### Exercise description
Check each line of the data for "Safe" and select those that have it.
begin Exercise material
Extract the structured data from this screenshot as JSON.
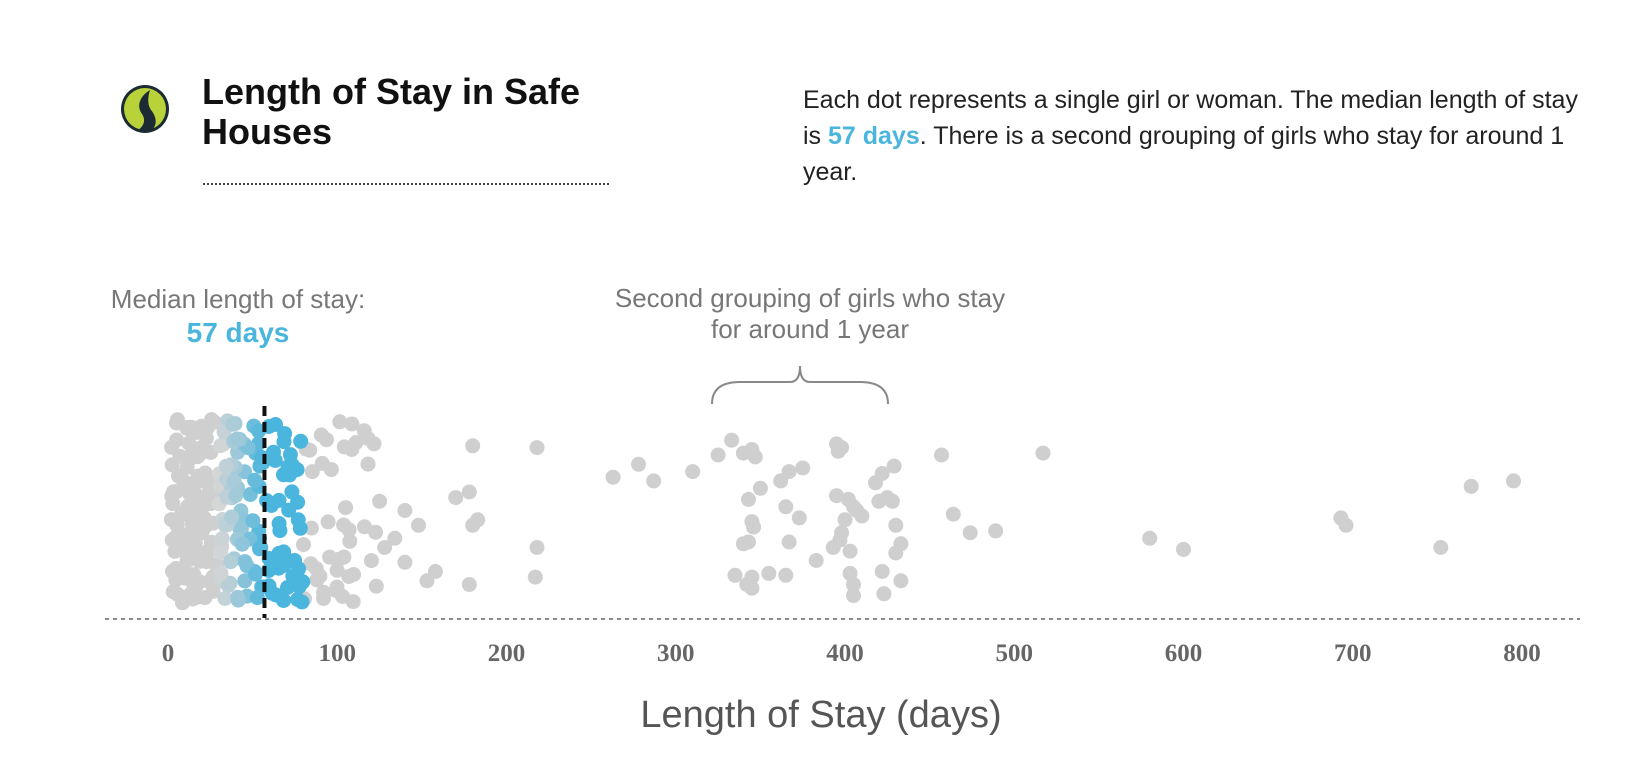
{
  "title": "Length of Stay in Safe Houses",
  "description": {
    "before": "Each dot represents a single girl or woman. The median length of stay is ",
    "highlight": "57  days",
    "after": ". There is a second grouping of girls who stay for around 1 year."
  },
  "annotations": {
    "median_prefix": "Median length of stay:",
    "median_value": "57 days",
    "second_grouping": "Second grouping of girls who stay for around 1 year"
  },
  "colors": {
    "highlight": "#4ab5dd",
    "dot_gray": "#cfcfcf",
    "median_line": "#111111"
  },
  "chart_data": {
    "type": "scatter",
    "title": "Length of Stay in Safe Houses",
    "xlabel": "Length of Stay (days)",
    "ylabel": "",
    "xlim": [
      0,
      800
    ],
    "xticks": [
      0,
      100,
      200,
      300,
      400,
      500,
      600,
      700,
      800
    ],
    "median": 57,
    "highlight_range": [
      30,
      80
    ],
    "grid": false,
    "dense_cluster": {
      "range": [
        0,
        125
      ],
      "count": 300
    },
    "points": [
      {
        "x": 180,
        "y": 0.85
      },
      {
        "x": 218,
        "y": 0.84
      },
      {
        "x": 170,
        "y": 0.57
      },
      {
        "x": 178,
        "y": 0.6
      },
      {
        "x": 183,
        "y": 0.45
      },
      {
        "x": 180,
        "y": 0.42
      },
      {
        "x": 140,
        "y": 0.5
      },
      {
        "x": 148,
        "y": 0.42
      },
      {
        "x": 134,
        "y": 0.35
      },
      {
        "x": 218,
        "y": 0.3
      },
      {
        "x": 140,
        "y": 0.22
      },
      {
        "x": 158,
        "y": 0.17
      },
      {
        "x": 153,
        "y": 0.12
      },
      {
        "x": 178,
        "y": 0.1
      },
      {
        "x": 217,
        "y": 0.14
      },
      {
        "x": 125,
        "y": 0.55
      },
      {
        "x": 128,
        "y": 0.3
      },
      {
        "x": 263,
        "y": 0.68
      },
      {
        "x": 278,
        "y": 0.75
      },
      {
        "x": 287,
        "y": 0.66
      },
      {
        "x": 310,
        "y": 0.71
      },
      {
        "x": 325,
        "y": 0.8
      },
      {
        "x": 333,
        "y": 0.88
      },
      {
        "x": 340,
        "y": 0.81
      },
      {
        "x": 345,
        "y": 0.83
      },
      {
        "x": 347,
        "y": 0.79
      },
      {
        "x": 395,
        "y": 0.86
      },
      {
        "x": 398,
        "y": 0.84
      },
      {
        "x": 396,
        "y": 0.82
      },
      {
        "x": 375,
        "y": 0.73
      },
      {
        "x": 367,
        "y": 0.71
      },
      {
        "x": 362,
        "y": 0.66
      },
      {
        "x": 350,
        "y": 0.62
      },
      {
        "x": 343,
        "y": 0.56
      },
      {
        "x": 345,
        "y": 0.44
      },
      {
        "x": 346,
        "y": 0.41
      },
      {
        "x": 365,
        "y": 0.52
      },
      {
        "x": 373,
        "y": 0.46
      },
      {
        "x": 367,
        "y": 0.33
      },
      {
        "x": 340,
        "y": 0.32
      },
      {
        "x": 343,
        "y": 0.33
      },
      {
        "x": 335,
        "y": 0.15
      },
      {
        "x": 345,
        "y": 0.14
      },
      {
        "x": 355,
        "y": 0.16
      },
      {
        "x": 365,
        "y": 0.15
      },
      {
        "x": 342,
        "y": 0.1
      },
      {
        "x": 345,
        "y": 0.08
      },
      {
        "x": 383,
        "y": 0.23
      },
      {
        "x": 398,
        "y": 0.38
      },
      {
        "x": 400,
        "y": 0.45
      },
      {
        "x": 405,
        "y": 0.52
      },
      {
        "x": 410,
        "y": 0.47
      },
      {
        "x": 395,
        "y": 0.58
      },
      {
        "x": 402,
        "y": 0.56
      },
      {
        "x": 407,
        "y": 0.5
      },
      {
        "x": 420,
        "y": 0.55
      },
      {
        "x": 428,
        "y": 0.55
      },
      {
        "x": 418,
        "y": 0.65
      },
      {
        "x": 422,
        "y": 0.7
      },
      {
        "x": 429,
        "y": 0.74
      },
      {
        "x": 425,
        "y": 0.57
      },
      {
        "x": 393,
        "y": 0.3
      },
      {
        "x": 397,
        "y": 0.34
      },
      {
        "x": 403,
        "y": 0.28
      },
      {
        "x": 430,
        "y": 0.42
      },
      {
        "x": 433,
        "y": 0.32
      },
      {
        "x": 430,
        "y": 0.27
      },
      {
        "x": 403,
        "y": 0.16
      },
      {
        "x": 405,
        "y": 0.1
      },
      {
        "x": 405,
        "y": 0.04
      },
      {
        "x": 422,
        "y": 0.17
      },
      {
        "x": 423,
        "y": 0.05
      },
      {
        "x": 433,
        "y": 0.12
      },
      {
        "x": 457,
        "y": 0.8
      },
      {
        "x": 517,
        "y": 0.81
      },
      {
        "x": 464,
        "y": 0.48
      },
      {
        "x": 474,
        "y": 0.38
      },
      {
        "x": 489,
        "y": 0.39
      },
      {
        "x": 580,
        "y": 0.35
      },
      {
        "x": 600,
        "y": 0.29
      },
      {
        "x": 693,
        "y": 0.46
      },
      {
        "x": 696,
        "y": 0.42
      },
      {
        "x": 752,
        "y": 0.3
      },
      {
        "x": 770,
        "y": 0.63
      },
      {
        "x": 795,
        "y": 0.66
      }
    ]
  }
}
end Exercise material
begin Exercise material
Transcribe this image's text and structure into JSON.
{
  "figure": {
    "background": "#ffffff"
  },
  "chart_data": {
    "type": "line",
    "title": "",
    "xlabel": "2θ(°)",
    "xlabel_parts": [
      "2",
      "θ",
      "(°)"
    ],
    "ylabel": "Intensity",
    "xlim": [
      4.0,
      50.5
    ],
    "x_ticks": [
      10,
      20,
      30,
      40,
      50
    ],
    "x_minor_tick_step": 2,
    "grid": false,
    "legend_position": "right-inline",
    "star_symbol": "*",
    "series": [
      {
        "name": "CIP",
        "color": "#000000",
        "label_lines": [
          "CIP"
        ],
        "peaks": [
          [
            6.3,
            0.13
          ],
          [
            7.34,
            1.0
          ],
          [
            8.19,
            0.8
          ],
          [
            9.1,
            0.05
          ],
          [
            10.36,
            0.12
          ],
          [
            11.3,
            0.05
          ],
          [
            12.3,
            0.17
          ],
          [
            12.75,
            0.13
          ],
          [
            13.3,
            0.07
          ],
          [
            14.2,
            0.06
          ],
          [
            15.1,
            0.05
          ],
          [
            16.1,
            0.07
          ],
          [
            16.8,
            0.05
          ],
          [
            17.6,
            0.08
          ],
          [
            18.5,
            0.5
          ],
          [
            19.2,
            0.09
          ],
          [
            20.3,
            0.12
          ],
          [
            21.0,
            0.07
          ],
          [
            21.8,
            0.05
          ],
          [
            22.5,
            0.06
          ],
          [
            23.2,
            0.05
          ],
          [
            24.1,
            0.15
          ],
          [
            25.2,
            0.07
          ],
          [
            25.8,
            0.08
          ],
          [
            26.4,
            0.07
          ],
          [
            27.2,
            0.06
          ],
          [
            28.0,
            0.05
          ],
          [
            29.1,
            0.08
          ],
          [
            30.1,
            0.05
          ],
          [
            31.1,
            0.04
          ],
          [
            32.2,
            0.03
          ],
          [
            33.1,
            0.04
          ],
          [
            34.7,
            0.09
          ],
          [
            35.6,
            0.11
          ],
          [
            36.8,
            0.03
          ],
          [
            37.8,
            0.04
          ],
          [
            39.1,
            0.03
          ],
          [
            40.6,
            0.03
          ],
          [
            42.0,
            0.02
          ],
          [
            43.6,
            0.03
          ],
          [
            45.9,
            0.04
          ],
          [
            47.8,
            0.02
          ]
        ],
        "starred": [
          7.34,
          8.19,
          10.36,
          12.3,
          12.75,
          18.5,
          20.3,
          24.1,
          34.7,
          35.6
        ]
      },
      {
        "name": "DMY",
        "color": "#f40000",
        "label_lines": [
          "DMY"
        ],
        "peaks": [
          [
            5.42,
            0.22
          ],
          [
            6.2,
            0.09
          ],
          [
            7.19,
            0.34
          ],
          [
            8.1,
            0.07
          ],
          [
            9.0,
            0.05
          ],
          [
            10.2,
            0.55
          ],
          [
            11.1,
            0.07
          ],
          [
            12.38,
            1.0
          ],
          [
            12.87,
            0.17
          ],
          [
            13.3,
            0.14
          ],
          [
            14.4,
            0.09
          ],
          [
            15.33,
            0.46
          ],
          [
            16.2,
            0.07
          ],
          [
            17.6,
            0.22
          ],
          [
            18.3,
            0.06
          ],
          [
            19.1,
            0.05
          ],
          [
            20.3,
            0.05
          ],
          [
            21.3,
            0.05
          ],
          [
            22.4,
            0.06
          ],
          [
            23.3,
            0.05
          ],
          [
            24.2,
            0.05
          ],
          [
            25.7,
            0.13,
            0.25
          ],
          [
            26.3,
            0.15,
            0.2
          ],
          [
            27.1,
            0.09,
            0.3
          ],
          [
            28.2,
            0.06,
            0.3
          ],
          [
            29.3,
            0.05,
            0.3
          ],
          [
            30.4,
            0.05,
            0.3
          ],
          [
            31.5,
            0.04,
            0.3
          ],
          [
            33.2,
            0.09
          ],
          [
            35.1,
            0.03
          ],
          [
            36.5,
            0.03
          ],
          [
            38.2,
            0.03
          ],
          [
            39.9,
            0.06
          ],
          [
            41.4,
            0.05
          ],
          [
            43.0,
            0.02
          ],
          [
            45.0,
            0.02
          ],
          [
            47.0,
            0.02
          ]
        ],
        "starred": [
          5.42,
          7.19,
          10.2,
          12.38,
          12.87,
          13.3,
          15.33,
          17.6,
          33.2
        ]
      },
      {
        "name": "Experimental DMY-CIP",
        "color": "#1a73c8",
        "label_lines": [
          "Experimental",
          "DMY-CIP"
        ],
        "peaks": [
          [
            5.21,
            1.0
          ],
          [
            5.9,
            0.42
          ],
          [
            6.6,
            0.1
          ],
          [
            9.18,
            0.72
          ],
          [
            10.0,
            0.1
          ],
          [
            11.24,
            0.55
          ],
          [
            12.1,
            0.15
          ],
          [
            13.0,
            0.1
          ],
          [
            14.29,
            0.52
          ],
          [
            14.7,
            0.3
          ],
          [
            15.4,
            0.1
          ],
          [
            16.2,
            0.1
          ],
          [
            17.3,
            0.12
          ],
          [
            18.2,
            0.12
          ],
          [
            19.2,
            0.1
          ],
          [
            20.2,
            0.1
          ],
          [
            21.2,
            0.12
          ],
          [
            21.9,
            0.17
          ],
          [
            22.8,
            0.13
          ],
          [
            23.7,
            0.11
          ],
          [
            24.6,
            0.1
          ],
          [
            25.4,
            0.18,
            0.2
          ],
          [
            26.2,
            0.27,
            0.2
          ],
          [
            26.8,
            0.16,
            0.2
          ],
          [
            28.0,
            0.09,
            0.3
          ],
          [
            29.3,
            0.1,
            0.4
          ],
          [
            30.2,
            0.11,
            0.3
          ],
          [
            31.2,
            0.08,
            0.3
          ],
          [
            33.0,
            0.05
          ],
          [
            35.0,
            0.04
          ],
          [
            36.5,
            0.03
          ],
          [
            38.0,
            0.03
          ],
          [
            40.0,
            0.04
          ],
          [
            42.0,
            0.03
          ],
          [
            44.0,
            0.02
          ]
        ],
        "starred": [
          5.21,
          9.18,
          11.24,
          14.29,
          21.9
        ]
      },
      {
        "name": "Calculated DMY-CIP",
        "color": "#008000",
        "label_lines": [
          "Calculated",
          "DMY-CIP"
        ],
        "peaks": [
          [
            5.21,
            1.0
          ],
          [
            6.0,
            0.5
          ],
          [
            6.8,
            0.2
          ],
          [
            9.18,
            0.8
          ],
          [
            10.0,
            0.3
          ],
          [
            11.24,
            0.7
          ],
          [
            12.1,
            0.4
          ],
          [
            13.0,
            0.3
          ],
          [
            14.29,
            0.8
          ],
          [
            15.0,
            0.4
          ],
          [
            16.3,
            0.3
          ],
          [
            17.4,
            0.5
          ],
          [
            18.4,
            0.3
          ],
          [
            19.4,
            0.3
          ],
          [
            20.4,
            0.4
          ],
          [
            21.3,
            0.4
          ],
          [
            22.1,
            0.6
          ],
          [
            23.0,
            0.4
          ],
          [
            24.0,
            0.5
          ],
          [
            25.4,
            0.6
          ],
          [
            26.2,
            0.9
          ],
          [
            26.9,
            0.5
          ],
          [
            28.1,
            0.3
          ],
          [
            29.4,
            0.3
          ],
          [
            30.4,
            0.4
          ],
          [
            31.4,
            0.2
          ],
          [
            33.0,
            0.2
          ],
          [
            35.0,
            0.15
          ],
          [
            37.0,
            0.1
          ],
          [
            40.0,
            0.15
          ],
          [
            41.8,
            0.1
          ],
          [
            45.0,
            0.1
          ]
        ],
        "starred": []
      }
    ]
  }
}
end Exercise material
begin Exercise material
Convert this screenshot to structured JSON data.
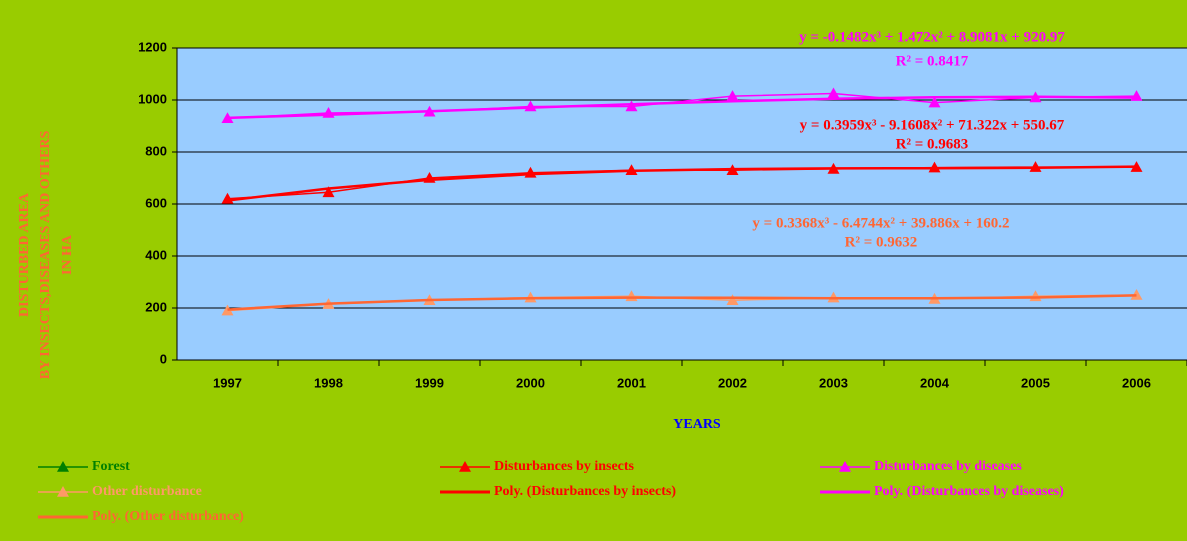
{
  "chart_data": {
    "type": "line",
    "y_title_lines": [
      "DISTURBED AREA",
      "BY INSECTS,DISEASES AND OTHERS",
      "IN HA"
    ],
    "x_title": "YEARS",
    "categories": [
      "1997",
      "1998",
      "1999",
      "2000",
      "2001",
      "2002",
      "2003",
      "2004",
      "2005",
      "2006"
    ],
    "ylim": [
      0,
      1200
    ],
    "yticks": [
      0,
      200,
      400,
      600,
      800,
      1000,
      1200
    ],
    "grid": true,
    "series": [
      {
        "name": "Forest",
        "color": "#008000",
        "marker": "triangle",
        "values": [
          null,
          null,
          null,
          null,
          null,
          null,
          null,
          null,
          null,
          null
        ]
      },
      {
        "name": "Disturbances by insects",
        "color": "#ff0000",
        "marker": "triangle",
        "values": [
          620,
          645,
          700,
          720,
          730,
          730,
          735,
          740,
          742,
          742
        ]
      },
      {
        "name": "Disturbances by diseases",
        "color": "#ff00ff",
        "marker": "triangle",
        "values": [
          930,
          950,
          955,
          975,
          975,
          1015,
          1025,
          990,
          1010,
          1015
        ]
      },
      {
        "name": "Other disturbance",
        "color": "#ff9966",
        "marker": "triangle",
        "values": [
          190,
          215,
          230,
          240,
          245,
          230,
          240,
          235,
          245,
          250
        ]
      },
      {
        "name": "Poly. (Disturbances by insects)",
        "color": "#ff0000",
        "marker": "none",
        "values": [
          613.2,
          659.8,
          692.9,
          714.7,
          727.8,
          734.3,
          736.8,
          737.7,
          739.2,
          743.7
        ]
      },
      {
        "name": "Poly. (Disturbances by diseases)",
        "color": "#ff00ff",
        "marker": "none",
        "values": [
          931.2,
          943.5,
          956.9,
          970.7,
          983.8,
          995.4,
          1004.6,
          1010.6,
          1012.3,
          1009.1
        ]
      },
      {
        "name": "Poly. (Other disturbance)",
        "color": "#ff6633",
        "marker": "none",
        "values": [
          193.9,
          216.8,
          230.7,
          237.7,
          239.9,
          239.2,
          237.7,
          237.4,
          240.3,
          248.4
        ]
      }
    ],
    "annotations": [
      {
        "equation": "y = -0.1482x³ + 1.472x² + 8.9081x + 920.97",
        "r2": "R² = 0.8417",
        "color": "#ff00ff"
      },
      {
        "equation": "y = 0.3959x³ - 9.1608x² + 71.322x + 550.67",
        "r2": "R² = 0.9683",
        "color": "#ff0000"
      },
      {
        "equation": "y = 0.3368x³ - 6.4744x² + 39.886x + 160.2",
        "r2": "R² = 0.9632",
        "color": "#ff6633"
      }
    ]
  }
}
end Exercise material
### Full response
  "title": "Length of Stay in Safe Houses",
    "title": "Length of Stay in Safe Houses",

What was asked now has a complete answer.